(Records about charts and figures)
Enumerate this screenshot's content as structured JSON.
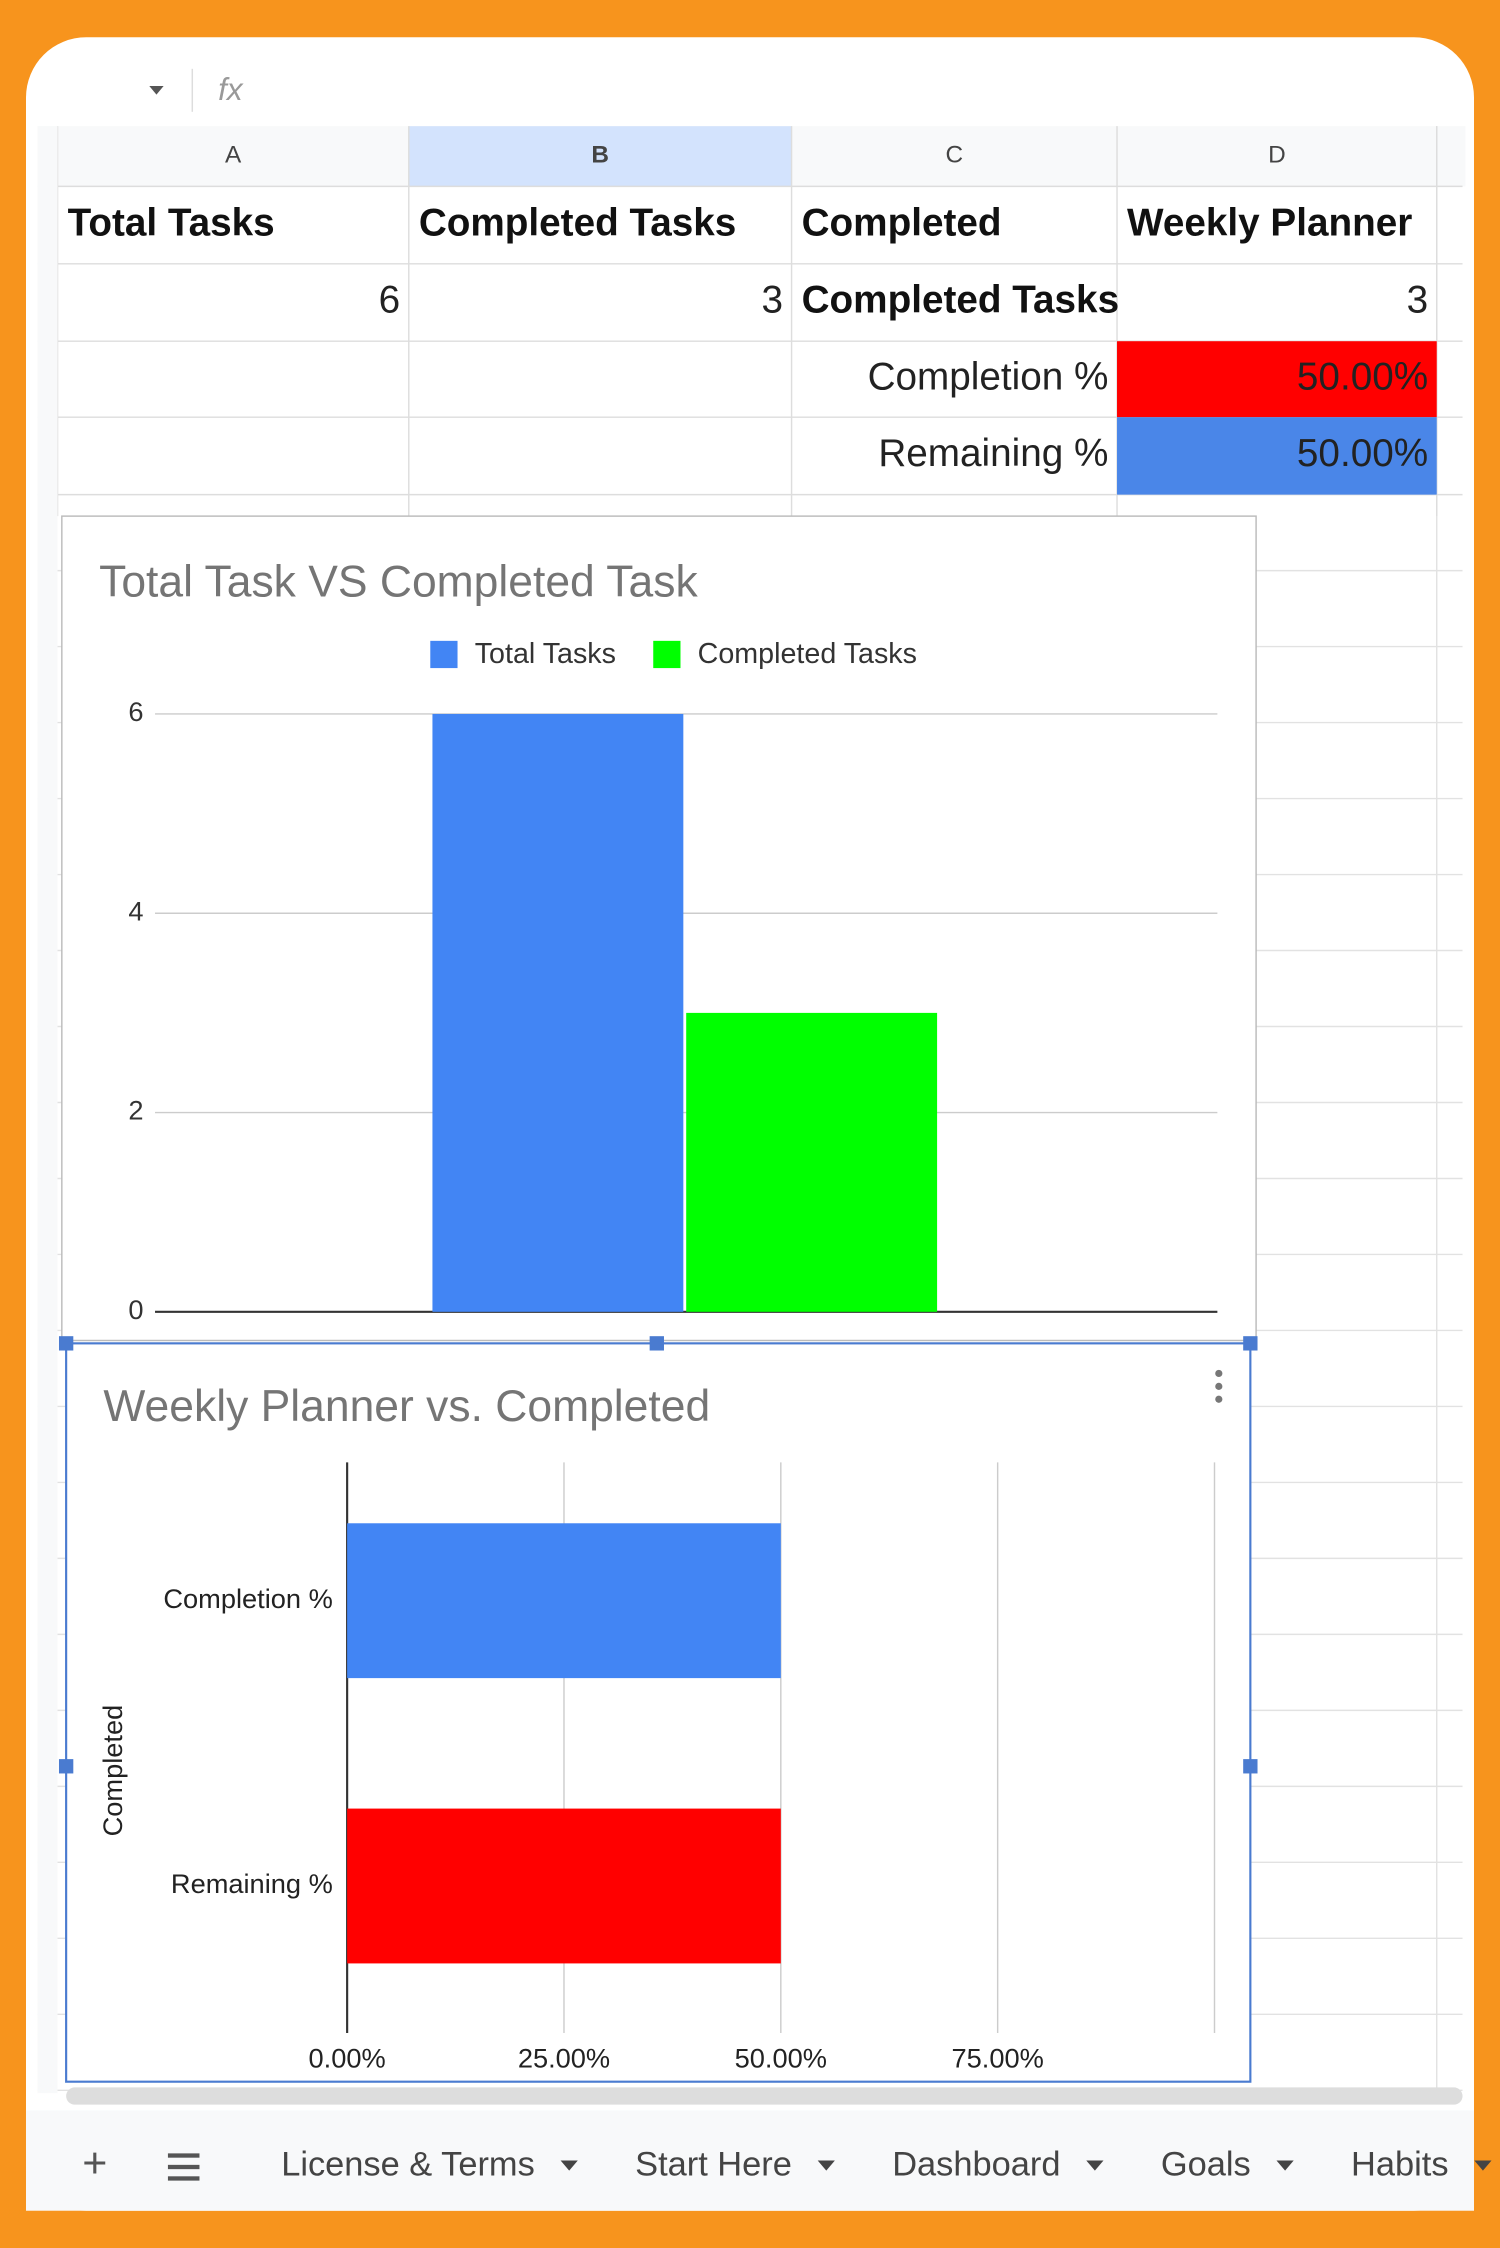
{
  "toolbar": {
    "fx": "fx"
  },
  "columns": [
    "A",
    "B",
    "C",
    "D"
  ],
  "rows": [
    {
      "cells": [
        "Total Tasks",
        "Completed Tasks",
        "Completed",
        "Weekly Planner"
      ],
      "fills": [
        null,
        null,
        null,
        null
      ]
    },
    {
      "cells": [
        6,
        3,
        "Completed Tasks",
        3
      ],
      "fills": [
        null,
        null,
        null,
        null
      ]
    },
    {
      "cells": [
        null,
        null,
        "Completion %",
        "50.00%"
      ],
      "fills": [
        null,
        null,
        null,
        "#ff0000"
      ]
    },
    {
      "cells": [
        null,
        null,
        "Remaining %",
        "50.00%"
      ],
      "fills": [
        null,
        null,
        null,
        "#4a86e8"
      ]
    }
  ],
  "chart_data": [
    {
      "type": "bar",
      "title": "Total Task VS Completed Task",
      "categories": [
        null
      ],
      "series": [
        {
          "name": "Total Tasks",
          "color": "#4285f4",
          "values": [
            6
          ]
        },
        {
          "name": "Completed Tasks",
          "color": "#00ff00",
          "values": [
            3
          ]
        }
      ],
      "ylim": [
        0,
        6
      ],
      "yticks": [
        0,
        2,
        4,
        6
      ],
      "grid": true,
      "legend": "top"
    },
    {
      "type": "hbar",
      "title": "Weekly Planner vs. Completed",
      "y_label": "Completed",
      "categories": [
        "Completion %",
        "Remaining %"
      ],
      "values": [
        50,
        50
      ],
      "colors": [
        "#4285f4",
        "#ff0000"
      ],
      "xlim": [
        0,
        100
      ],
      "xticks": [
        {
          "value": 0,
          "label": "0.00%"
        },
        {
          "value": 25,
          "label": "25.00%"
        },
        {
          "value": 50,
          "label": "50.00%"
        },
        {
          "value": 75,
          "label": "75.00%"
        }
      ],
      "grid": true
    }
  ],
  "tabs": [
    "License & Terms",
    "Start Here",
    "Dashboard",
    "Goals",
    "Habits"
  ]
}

What needs to be done: Transcribe every entry above exactly. Omit all pictures.

Result of the task:
Enumerate this screenshot's content as structured JSON.
{
  "toolbar": {
    "fx": "fx"
  },
  "columns": [
    "A",
    "B",
    "C",
    "D"
  ],
  "rows": [
    {
      "cells": [
        "Total Tasks",
        "Completed Tasks",
        "Completed",
        "Weekly Planner"
      ],
      "fills": [
        null,
        null,
        null,
        null
      ]
    },
    {
      "cells": [
        6,
        3,
        "Completed Tasks",
        3
      ],
      "fills": [
        null,
        null,
        null,
        null
      ]
    },
    {
      "cells": [
        null,
        null,
        "Completion %",
        "50.00%"
      ],
      "fills": [
        null,
        null,
        null,
        "#ff0000"
      ]
    },
    {
      "cells": [
        null,
        null,
        "Remaining %",
        "50.00%"
      ],
      "fills": [
        null,
        null,
        null,
        "#4a86e8"
      ]
    }
  ],
  "chart_data": [
    {
      "type": "bar",
      "title": "Total Task VS Completed Task",
      "categories": [
        null
      ],
      "series": [
        {
          "name": "Total Tasks",
          "color": "#4285f4",
          "values": [
            6
          ]
        },
        {
          "name": "Completed Tasks",
          "color": "#00ff00",
          "values": [
            3
          ]
        }
      ],
      "ylim": [
        0,
        6
      ],
      "yticks": [
        0,
        2,
        4,
        6
      ],
      "grid": true,
      "legend": "top"
    },
    {
      "type": "hbar",
      "title": "Weekly Planner vs. Completed",
      "y_label": "Completed",
      "categories": [
        "Completion %",
        "Remaining %"
      ],
      "values": [
        50,
        50
      ],
      "colors": [
        "#4285f4",
        "#ff0000"
      ],
      "xlim": [
        0,
        100
      ],
      "xticks": [
        {
          "value": 0,
          "label": "0.00%"
        },
        {
          "value": 25,
          "label": "25.00%"
        },
        {
          "value": 50,
          "label": "50.00%"
        },
        {
          "value": 75,
          "label": "75.00%"
        }
      ],
      "grid": true
    }
  ],
  "tabs": [
    "License & Terms",
    "Start Here",
    "Dashboard",
    "Goals",
    "Habits"
  ]
}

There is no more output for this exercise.